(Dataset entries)

____________________

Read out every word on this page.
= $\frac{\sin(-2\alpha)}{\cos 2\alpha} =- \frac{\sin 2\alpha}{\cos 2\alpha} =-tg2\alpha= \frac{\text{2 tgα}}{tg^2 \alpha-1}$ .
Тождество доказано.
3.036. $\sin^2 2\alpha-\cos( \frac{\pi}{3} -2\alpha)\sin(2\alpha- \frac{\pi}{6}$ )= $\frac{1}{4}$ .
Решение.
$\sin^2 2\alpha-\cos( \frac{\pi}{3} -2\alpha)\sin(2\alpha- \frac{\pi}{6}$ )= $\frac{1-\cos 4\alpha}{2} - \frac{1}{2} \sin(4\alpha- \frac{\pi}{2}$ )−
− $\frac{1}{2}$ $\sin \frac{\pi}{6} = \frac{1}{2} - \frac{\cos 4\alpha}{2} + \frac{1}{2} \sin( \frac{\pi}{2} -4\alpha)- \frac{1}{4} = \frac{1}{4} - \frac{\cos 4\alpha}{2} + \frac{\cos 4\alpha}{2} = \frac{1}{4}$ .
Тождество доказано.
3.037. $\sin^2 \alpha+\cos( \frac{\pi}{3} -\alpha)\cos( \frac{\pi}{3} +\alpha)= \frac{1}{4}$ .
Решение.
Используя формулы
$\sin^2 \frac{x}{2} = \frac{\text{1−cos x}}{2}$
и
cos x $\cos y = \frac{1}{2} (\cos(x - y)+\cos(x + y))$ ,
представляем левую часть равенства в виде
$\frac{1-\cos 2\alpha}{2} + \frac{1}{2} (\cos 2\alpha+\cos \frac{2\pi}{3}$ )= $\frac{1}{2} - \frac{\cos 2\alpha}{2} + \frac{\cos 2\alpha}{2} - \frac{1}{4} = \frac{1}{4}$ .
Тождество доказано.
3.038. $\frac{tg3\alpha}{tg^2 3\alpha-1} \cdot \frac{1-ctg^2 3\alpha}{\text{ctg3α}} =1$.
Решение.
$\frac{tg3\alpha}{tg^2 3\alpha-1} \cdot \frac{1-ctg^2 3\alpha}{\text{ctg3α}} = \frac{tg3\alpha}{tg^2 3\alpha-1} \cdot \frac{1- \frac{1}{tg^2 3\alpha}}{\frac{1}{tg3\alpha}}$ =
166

____________________

STATED TASK: Retype the listing exactly, in full.

FINISHED ANSWER:
Read out every word on this page.
= $\frac{\sin(-2\alpha)}{\cos 2\alpha} =- \frac{\sin 2\alpha}{\cos 2\alpha} =-tg2\alpha= \frac{\text{2 tgα}}{tg^2 \alpha-1}$ .
Тождество доказано.
3.036. $\sin^2 2\alpha-\cos( \frac{\pi}{3} -2\alpha)\sin(2\alpha- \frac{\pi}{6}$ )= $\frac{1}{4}$ .
Решение.
$\sin^2 2\alpha-\cos( \frac{\pi}{3} -2\alpha)\sin(2\alpha- \frac{\pi}{6}$ )= $\frac{1-\cos 4\alpha}{2} - \frac{1}{2} \sin(4\alpha- \frac{\pi}{2}$ )−
− $\frac{1}{2}$ $\sin \frac{\pi}{6} = \frac{1}{2} - \frac{\cos 4\alpha}{2} + \frac{1}{2} \sin( \frac{\pi}{2} -4\alpha)- \frac{1}{4} = \frac{1}{4} - \frac{\cos 4\alpha}{2} + \frac{\cos 4\alpha}{2} = \frac{1}{4}$ .
Тождество доказано.
3.037. $\sin^2 \alpha+\cos( \frac{\pi}{3} -\alpha)\cos( \frac{\pi}{3} +\alpha)= \frac{1}{4}$ .
Решение.
Используя формулы
$\sin^2 \frac{x}{2} = \frac{\text{1−cos x}}{2}$
и
cos x $\cos y = \frac{1}{2} (\cos(x - y)+\cos(x + y))$ ,
представляем левую часть равенства в виде
$\frac{1-\cos 2\alpha}{2} + \frac{1}{2} (\cos 2\alpha+\cos \frac{2\pi}{3}$ )= $\frac{1}{2} - \frac{\cos 2\alpha}{2} + \frac{\cos 2\alpha}{2} - \frac{1}{4} = \frac{1}{4}$ .
Тождество доказано.
3.038. $\frac{tg3\alpha}{tg^2 3\alpha-1} \cdot \frac{1-ctg^2 3\alpha}{\text{ctg3α}} =1$.
Решение.
$\frac{tg3\alpha}{tg^2 3\alpha-1} \cdot \frac{1-ctg^2 3\alpha}{\text{ctg3α}} = \frac{tg3\alpha}{tg^2 3\alpha-1} \cdot \frac{1- \frac{1}{tg^2 3\alpha}}{\frac{1}{tg3\alpha}}$ =
166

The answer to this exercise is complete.